Extrait =>

== == ==

Le Vietnam, l'un des plus gros exportateurs de vêtements au monde, subit la crise du coût de la vie aux Etats-Unis ou en Europe, qui poussent ces derniers à annuler ou décaler leurs commandes.
Dans cette conjoncture compliquée, entre inflation et difficultés d'approvisionnement, la main-d'oeuvre, surtout féminine, a servi de variable d'ajustement pour les entreprises soucieuses de rester à flot.
Plus de 470.000 personnes sont passées au travail partiel sur les quatre derniers mois de 2022, alors que 40.000 autres ont perdu leur emploi, parmi lesquelles 30.000 femmes âgées de 35 ans ou plus, a indiqué le plus puissant syndicat national de travailleurs au Vietnam (VGCL).
Cela concerne en tout 1.200 entreprises, principalement étrangères, selon le VGCL, dans les secteurs du textile, des chaussures, de l'ameublement ou de l'électronique.
Début novembre, Phan Thui Nhieu, 31 ans, a "pleuré" quand son employeur, le Taïwanais Ty Hung, a annoncé le licenciement des deux tiers des 1.800 ouvriers de l'usine de Hô Chi Minh-Ville, dont le sien, en raison du manque de commandes.
"J'étais tellement, tellement sous le choc. J'ai pleuré, mais je ne peux rien y faire, je dois l'accepter", explique-t-elle.
Elle survivait avec un salaire mensuel de 220 dollars (environ 210 euros), avec son mari et leurs deux enfants dans la pièce de 9 mètres carrés qu'ils occupent dans la grouillante capitale économique du sud du Vietnam, où le revenu moyen se situe à 370 dollars par mois.

== == ==

Consigne => Recopiez fidèlement le passage de l'extrait sur les ouvriers vietnamiens, depuis "Le Vietnam, l'un" jusqu'à "décaler leurs commandes." inclus.

== == ==

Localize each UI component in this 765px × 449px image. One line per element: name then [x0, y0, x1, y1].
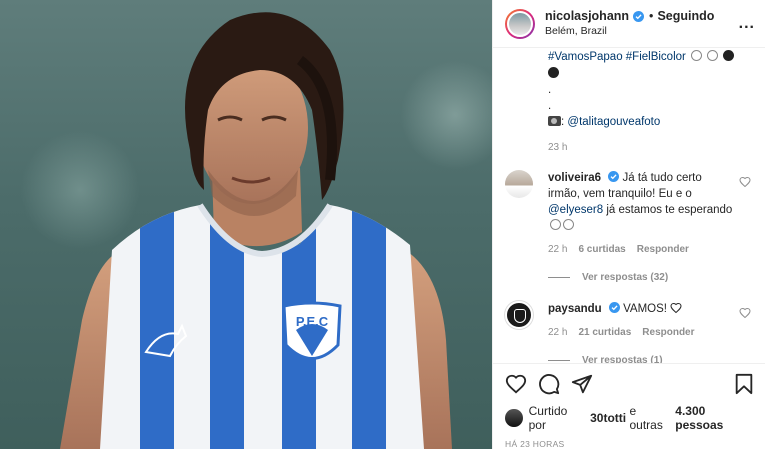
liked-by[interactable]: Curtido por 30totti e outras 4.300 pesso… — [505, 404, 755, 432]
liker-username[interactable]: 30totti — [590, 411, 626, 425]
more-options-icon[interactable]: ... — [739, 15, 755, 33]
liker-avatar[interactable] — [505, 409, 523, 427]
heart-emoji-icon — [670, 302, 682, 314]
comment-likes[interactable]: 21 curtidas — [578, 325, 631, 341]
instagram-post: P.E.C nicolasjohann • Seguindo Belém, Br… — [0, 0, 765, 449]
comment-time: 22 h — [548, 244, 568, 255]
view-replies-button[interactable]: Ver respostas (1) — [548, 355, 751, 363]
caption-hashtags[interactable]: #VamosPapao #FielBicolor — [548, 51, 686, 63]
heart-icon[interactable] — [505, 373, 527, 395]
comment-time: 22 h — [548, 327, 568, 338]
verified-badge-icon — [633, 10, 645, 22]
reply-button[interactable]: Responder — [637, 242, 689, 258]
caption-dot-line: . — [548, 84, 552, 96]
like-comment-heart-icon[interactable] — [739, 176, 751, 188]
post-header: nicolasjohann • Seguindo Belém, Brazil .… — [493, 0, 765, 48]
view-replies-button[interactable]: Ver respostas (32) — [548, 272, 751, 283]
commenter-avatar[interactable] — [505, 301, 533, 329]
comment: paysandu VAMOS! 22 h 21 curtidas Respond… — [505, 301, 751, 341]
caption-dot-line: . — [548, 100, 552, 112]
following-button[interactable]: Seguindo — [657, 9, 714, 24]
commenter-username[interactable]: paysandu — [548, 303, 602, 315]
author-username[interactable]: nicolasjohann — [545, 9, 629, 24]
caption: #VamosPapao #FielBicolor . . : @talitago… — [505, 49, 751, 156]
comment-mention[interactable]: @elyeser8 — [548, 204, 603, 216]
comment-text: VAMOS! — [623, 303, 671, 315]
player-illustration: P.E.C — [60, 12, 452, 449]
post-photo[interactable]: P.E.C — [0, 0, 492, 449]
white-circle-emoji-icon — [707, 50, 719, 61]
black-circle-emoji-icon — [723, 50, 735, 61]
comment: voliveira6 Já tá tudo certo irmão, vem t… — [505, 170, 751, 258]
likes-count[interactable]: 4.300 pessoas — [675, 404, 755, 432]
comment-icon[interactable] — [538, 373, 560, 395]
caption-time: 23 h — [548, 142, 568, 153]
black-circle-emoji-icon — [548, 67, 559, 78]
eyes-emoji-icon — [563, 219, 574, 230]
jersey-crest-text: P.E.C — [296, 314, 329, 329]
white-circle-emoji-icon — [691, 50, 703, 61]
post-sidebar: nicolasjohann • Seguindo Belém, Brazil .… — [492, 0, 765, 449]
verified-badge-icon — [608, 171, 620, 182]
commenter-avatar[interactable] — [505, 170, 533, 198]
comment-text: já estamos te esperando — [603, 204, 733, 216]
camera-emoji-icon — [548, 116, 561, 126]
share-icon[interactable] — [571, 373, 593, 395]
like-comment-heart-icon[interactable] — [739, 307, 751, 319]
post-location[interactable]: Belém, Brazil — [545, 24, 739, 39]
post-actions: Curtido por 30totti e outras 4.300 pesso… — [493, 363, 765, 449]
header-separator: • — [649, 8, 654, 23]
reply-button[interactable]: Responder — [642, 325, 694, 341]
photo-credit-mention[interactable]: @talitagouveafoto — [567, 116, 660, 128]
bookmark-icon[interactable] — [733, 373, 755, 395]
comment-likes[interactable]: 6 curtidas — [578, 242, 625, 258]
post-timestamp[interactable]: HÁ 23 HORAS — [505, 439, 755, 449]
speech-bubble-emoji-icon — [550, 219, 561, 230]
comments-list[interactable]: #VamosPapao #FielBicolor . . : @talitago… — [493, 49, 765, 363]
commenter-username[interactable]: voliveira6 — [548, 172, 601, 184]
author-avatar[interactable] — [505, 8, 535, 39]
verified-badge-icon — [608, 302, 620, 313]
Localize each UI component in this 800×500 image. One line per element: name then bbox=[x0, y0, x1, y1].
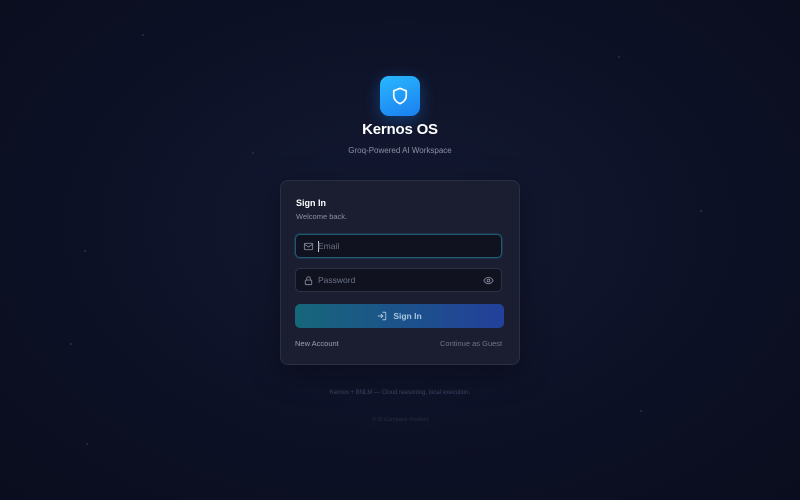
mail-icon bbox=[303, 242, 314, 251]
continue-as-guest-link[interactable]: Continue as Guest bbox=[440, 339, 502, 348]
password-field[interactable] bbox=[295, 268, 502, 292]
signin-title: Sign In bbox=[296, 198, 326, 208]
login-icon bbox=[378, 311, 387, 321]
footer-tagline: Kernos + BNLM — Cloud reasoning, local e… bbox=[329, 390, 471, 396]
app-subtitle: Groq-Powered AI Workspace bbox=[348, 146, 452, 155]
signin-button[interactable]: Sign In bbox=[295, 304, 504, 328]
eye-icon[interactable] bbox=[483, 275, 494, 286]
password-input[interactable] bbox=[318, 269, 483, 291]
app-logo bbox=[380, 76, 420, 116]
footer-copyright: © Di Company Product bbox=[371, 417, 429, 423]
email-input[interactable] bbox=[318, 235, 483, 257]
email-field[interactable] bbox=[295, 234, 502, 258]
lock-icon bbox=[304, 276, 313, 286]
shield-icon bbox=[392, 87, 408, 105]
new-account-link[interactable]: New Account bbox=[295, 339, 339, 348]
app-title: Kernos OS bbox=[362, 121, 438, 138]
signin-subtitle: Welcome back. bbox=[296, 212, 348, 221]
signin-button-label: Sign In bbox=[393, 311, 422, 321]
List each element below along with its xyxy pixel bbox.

== == ==

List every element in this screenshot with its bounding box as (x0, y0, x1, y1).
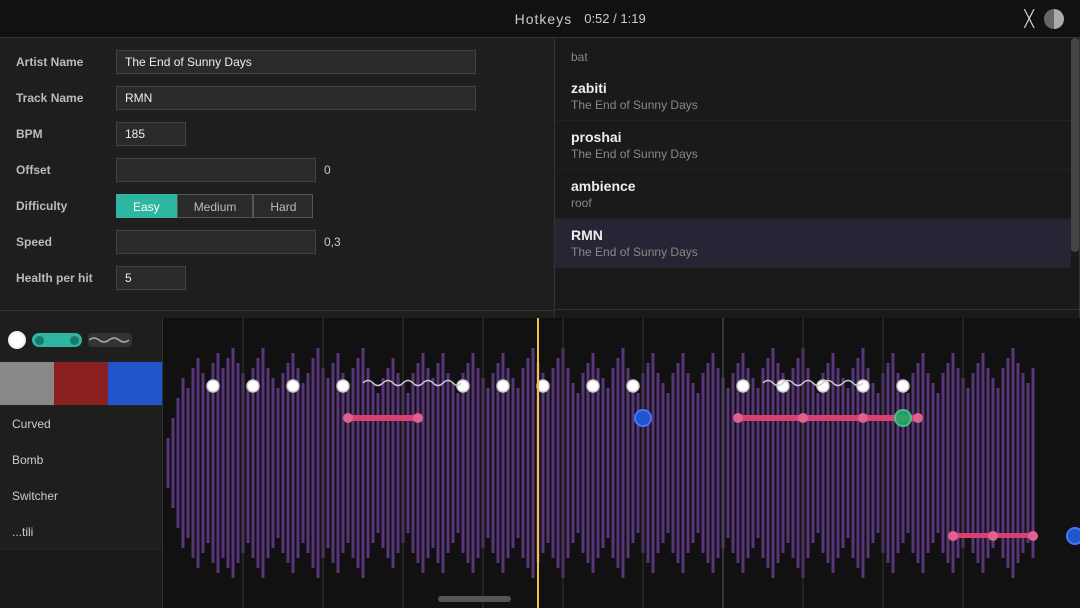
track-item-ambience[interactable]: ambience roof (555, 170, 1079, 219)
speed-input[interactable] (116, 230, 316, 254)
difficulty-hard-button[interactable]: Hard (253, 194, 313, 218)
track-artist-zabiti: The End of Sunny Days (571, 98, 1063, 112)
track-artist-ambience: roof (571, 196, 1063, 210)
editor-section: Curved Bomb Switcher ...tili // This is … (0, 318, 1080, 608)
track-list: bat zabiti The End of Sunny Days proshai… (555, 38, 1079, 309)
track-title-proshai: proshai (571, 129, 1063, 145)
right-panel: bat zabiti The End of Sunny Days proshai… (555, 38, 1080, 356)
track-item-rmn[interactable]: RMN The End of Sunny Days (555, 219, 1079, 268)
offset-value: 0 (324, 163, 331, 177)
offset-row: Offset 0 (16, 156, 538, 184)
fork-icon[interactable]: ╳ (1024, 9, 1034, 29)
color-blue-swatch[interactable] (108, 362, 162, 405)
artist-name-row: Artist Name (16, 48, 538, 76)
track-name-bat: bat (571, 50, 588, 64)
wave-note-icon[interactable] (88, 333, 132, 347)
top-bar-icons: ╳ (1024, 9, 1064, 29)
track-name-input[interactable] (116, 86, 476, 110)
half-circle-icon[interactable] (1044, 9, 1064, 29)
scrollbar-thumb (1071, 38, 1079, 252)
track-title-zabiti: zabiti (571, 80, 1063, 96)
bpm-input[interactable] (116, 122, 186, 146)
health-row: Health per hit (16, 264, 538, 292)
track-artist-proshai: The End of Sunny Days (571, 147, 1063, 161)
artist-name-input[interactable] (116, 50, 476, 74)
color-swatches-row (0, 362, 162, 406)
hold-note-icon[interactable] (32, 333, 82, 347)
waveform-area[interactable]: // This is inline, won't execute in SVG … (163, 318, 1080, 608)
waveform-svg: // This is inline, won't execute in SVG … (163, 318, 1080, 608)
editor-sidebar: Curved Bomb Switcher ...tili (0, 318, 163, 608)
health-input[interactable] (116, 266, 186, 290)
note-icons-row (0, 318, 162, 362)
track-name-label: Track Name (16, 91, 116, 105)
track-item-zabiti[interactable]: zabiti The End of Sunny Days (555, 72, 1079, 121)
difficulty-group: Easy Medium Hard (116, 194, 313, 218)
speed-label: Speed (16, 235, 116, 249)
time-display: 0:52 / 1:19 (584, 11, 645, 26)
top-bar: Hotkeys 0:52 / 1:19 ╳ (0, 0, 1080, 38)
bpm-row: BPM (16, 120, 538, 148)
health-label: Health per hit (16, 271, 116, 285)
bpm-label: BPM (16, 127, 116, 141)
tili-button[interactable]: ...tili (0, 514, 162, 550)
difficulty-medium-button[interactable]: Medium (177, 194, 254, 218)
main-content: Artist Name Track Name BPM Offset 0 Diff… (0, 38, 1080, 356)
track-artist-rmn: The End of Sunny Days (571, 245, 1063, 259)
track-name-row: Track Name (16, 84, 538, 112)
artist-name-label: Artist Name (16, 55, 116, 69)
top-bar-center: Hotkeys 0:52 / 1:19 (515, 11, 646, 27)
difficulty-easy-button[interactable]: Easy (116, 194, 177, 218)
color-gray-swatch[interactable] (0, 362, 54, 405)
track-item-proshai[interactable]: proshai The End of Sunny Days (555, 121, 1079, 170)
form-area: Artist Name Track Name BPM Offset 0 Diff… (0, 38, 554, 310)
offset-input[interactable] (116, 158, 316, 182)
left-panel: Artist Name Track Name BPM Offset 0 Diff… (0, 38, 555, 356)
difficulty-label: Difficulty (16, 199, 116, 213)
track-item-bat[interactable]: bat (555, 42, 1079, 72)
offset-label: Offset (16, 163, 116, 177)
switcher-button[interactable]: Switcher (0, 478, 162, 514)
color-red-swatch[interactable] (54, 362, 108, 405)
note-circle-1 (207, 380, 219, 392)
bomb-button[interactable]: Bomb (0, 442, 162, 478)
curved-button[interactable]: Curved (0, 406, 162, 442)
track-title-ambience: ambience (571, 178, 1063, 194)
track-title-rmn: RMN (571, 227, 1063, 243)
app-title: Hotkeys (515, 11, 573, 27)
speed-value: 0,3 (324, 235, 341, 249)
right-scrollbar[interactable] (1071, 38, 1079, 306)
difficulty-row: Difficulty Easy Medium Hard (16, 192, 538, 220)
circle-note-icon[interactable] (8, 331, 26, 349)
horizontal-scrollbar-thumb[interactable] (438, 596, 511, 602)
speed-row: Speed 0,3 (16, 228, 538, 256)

== == ==

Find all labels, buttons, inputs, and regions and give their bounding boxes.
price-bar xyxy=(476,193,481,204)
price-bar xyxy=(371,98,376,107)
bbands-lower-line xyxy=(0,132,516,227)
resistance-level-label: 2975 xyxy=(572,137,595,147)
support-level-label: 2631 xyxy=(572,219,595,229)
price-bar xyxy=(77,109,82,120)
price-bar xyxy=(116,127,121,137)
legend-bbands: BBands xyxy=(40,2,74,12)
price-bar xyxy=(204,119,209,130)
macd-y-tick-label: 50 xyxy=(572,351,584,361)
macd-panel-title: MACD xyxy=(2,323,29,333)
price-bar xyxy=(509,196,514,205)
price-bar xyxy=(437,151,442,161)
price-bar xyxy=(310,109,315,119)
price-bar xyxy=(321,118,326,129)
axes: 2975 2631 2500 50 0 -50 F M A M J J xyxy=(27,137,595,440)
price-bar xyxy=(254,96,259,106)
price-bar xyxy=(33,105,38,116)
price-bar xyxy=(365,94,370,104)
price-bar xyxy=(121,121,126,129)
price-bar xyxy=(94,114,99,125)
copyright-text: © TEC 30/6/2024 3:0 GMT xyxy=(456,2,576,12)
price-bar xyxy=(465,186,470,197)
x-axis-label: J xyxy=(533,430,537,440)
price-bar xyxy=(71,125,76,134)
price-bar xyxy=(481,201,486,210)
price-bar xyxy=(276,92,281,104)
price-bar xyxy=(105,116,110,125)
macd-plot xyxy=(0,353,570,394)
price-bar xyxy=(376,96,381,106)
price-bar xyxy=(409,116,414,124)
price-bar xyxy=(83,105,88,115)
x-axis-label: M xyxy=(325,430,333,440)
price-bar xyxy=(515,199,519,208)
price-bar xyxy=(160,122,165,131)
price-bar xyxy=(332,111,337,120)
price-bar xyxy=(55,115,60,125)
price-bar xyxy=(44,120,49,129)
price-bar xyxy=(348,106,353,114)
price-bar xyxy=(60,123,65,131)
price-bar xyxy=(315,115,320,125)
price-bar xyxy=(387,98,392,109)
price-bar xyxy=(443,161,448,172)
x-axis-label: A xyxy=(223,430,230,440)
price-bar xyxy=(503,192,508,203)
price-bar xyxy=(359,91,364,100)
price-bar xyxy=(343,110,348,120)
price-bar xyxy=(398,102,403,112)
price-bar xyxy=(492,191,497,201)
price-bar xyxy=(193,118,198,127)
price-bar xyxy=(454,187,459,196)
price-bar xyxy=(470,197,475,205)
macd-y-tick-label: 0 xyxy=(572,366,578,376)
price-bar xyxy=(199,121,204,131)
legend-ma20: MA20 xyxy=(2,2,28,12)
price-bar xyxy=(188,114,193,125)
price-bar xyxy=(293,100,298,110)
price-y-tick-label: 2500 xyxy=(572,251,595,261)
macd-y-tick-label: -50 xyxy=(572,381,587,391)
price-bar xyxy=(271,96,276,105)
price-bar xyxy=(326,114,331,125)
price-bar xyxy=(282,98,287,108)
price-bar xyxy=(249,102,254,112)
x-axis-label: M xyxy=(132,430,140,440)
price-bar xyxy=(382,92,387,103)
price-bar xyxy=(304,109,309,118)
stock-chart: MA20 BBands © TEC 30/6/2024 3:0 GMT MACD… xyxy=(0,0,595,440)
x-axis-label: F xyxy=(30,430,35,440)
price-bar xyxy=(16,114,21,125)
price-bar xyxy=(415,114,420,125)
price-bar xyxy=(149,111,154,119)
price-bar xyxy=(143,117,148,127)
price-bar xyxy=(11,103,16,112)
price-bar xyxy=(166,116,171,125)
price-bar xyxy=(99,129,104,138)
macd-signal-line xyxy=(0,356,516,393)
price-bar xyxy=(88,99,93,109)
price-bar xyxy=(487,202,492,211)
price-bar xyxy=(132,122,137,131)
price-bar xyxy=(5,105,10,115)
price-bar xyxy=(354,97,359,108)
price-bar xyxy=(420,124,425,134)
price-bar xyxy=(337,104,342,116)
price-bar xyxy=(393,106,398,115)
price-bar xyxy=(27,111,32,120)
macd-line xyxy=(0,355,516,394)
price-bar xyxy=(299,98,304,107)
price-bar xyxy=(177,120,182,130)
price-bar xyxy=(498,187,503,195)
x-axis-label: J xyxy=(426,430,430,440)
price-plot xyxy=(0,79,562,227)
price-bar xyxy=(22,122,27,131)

== == ==

Résultat =>
Le Vietnam, l'un des plus gros exportateurs de vêtements au monde, subit la crise du coût de la vie aux Etats-Unis ou en Europe, qui poussent ces derniers à annuler ou décaler leurs commandes.